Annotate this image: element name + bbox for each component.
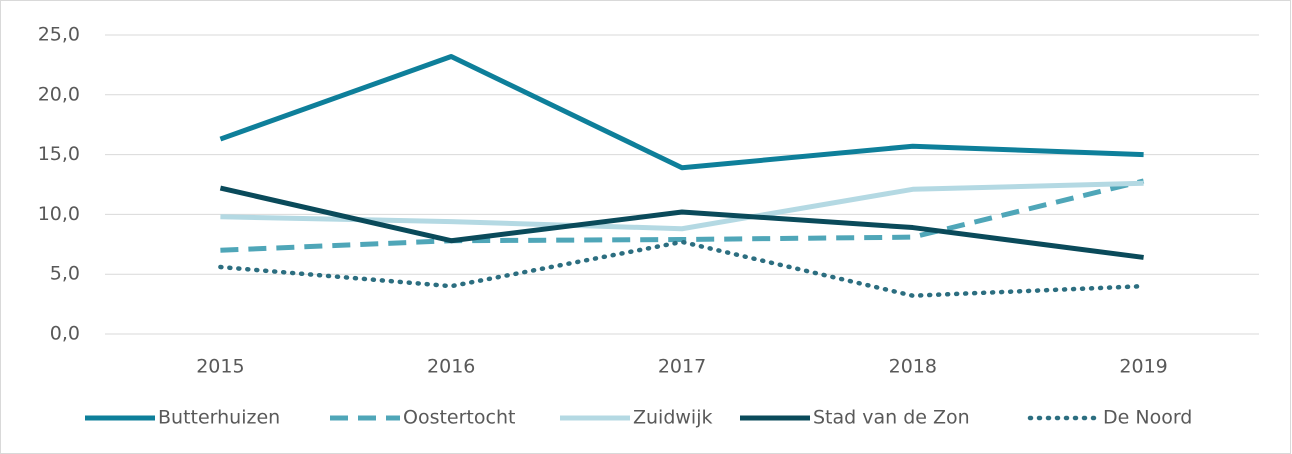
y-tick-label: 20,0 [38,83,80,105]
legend-label: Butterhuizen [158,407,280,429]
x-tick-label: 2019 [1119,356,1167,378]
series-line [220,180,1144,232]
y-tick-label: 10,0 [38,203,80,225]
series-line [219,185,1144,260]
x-tick-label: 2016 [427,356,475,378]
series-line [219,54,1144,171]
x-tick-label: 2017 [658,356,706,378]
y-tick-label: 0,0 [50,323,80,345]
legend-label: Zuidwijk [633,407,713,429]
series-line [220,178,1145,253]
x-tick-label: 2018 [889,356,937,378]
legend-label: Oostertocht [403,407,515,429]
legend-label: De Noord [1103,407,1192,429]
y-tick-label: 15,0 [38,143,80,165]
series-line [218,239,1146,298]
x-tick-label: 2015 [196,356,244,378]
y-tick-label: 5,0 [50,263,80,285]
legend-label: Stad van de Zon [813,407,970,429]
y-tick-label: 25,0 [38,24,80,46]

======

— TASK DIRECTIONS —
Copy out the items above with "component" replaced by "part", changing nothing else, and omit the pictures.

— WRITTEN RESPONSE —
Annotate this image: element name + bbox for each part.
y-tick-label: 20,0 [38,83,80,105]
legend-label: Butterhuizen [158,407,280,429]
x-tick-label: 2019 [1119,356,1167,378]
series-line [220,180,1144,232]
y-tick-label: 10,0 [38,203,80,225]
series-line [219,185,1144,260]
x-tick-label: 2016 [427,356,475,378]
series-line [219,54,1144,171]
x-tick-label: 2017 [658,356,706,378]
y-tick-label: 0,0 [50,323,80,345]
legend-label: Zuidwijk [633,407,713,429]
series-line [220,178,1145,253]
x-tick-label: 2018 [889,356,937,378]
legend-label: Oostertocht [403,407,515,429]
legend-label: De Noord [1103,407,1192,429]
y-tick-label: 15,0 [38,143,80,165]
series-line [218,239,1146,298]
x-tick-label: 2015 [196,356,244,378]
y-tick-label: 5,0 [50,263,80,285]
legend-label: Stad van de Zon [813,407,970,429]
y-tick-label: 25,0 [38,24,80,46]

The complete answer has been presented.